== Exercise ==
Go through the listing and return every line with "параметры" in it.

════════════════════

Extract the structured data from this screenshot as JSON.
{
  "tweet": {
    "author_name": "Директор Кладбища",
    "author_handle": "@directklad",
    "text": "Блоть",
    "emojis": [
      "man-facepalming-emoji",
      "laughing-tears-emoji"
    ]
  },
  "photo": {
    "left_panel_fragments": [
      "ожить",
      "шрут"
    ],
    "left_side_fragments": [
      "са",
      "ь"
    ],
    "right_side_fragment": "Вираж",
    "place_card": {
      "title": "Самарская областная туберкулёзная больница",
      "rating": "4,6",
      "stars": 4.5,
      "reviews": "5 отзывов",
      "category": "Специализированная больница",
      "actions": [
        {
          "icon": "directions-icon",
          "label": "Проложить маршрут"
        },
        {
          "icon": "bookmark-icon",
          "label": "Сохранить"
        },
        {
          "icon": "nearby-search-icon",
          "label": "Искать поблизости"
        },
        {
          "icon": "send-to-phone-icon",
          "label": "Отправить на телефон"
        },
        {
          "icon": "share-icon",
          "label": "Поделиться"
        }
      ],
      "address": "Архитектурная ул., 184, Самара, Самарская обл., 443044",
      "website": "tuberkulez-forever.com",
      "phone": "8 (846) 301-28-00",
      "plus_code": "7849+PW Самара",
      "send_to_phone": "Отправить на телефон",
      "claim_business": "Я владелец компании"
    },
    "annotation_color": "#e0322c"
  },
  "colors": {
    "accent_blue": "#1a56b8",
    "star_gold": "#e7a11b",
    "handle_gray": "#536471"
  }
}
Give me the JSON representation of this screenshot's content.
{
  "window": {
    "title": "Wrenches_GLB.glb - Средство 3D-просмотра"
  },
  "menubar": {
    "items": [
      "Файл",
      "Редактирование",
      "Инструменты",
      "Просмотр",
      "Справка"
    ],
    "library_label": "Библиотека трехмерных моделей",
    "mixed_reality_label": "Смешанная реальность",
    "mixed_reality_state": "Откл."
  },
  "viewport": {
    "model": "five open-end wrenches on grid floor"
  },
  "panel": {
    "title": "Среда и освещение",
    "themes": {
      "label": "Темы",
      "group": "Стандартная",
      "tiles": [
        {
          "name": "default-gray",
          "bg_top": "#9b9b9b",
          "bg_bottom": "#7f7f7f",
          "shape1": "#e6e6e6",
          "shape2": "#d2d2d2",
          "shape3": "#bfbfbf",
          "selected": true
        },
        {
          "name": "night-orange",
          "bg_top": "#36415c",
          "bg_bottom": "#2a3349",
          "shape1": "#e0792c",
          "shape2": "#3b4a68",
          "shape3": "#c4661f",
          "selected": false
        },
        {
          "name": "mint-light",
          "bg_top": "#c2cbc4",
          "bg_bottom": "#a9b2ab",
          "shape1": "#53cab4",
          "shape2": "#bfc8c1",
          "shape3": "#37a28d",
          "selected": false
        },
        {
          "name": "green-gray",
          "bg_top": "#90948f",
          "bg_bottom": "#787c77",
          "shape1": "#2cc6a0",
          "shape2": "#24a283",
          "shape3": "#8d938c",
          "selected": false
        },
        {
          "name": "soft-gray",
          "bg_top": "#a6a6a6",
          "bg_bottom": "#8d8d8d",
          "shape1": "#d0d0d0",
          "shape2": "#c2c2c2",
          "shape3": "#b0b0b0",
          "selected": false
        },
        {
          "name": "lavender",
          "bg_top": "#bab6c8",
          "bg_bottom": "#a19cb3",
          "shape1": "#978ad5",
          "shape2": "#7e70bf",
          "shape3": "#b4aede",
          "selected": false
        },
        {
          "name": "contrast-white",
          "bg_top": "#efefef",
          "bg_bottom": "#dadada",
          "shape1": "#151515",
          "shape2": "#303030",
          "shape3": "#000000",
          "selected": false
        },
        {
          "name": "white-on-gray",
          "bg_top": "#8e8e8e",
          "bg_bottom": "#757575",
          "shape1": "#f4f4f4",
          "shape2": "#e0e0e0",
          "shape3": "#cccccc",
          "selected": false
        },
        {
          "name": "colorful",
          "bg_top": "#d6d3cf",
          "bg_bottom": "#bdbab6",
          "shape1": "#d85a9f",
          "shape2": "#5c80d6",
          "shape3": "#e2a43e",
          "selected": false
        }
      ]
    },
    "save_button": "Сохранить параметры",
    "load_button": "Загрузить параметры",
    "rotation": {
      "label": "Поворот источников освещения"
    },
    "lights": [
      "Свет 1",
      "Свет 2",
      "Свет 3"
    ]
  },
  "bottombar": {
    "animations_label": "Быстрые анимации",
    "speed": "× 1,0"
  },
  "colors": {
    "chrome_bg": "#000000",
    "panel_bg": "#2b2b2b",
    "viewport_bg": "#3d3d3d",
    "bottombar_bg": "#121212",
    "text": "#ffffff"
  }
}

════════════════════

== Answer to the task ==
    "save_button": "Сохранить параметры",
    "load_button": "Загрузить параметры",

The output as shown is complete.